_Exercise goal:_ Return each line in the entries below that contains the string "Sales". Treat uppercase and lowercase as distinct.

_Dataset extract:_
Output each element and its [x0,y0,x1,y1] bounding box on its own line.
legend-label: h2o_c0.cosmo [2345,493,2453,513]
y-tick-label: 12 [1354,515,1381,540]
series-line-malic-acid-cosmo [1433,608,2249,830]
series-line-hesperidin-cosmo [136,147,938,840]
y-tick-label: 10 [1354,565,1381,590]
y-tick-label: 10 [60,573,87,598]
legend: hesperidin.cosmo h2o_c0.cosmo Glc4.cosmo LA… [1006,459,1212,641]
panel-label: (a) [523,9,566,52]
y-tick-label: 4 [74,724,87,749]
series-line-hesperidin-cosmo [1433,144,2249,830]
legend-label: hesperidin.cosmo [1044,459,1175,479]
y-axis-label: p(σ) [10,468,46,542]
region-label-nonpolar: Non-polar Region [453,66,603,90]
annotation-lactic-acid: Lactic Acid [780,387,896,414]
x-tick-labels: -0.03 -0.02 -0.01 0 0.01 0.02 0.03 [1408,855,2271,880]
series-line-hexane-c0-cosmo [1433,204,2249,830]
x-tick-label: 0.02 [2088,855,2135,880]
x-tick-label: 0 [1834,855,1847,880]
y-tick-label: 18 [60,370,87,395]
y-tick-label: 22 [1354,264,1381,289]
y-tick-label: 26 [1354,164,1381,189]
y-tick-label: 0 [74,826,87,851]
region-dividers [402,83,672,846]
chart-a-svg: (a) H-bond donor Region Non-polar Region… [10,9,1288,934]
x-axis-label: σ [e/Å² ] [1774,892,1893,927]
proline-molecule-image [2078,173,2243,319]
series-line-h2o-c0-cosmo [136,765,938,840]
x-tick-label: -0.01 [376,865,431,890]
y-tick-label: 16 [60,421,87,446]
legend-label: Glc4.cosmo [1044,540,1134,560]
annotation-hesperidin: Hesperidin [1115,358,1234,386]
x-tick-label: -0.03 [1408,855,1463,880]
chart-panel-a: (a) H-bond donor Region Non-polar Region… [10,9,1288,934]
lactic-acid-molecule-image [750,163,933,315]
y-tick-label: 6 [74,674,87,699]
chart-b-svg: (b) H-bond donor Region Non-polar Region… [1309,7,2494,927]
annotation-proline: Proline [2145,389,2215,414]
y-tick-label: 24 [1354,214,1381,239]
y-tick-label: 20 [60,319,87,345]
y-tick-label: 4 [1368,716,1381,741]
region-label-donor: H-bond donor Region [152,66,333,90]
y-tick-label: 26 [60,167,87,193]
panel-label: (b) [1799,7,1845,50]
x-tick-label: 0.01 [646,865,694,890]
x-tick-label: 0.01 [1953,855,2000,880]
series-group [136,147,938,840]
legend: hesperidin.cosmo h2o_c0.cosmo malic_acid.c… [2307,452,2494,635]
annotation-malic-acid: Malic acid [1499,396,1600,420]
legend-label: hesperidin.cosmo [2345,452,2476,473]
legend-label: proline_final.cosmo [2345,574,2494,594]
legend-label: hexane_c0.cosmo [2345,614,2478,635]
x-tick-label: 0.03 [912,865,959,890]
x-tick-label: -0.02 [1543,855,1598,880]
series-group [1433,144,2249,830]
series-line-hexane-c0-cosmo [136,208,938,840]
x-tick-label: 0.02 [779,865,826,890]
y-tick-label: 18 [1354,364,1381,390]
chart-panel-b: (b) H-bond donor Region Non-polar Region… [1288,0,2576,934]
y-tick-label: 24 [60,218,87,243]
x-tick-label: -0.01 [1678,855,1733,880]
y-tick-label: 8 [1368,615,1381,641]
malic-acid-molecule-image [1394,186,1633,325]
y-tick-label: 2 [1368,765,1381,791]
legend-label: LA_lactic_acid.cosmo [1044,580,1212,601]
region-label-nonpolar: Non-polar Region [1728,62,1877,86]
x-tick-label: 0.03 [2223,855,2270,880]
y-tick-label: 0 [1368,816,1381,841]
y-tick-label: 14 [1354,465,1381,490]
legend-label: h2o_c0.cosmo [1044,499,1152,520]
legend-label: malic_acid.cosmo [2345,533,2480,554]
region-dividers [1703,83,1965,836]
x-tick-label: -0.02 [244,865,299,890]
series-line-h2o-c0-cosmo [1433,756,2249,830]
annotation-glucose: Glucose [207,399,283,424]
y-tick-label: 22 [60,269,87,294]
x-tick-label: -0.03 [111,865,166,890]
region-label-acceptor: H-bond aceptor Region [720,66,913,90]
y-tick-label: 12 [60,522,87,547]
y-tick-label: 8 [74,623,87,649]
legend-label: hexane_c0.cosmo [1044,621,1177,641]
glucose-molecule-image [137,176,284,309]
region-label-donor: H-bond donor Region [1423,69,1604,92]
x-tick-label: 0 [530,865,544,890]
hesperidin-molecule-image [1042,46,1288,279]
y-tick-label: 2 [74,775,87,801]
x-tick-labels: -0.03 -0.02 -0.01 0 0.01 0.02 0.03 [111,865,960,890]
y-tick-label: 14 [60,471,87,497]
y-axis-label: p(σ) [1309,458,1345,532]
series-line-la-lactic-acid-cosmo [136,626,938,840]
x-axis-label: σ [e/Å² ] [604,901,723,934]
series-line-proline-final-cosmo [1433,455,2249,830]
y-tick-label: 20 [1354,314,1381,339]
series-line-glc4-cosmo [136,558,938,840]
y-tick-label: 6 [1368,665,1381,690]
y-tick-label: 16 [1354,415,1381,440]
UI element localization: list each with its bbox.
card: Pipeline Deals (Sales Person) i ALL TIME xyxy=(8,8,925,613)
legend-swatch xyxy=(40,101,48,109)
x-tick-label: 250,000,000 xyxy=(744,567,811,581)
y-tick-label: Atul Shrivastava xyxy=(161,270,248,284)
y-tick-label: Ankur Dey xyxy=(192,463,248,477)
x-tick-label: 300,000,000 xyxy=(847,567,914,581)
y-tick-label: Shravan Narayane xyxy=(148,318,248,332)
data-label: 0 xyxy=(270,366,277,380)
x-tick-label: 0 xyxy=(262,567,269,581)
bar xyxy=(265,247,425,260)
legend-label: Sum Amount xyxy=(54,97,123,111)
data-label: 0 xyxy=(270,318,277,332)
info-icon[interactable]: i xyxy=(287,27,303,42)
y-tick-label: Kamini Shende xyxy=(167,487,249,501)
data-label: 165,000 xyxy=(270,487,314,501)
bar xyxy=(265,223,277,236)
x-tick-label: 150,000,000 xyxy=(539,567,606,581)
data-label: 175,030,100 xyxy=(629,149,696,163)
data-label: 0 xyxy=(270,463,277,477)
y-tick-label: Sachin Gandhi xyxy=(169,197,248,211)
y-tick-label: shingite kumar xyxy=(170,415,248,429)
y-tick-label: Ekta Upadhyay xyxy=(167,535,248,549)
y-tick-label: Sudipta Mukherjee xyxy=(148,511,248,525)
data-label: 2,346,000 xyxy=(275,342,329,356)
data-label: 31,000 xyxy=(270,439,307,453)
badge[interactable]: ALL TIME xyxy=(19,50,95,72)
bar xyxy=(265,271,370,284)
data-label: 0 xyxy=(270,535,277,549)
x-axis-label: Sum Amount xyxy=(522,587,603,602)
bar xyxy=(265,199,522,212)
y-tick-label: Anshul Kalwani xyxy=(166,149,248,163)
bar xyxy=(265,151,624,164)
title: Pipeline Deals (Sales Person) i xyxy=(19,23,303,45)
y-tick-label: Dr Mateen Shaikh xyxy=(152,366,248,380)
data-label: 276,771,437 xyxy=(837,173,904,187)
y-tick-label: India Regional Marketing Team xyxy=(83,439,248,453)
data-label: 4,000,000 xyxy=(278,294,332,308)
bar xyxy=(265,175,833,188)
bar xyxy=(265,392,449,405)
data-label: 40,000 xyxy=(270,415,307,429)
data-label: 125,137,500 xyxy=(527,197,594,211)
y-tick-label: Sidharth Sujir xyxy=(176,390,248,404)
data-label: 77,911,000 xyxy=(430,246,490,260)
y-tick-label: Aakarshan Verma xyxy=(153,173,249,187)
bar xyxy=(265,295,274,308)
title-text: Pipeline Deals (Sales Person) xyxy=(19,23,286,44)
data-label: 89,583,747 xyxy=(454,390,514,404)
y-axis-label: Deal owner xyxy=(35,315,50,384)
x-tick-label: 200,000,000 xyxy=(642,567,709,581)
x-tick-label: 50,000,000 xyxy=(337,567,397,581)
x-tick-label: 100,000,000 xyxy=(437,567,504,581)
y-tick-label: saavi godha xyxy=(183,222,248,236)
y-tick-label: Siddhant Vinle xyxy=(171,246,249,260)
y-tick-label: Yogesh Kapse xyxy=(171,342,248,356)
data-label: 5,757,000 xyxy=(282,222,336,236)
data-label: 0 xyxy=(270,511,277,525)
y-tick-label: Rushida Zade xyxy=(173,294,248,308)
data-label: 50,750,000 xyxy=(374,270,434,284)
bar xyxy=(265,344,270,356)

_Answer below:_
card: Pipeline Deals (Sales Person) i ALL TIME xyxy=(8,8,925,613)
title: Pipeline Deals (Sales Person) i xyxy=(19,23,303,45)
title-text: Pipeline Deals (Sales Person) xyxy=(19,23,286,44)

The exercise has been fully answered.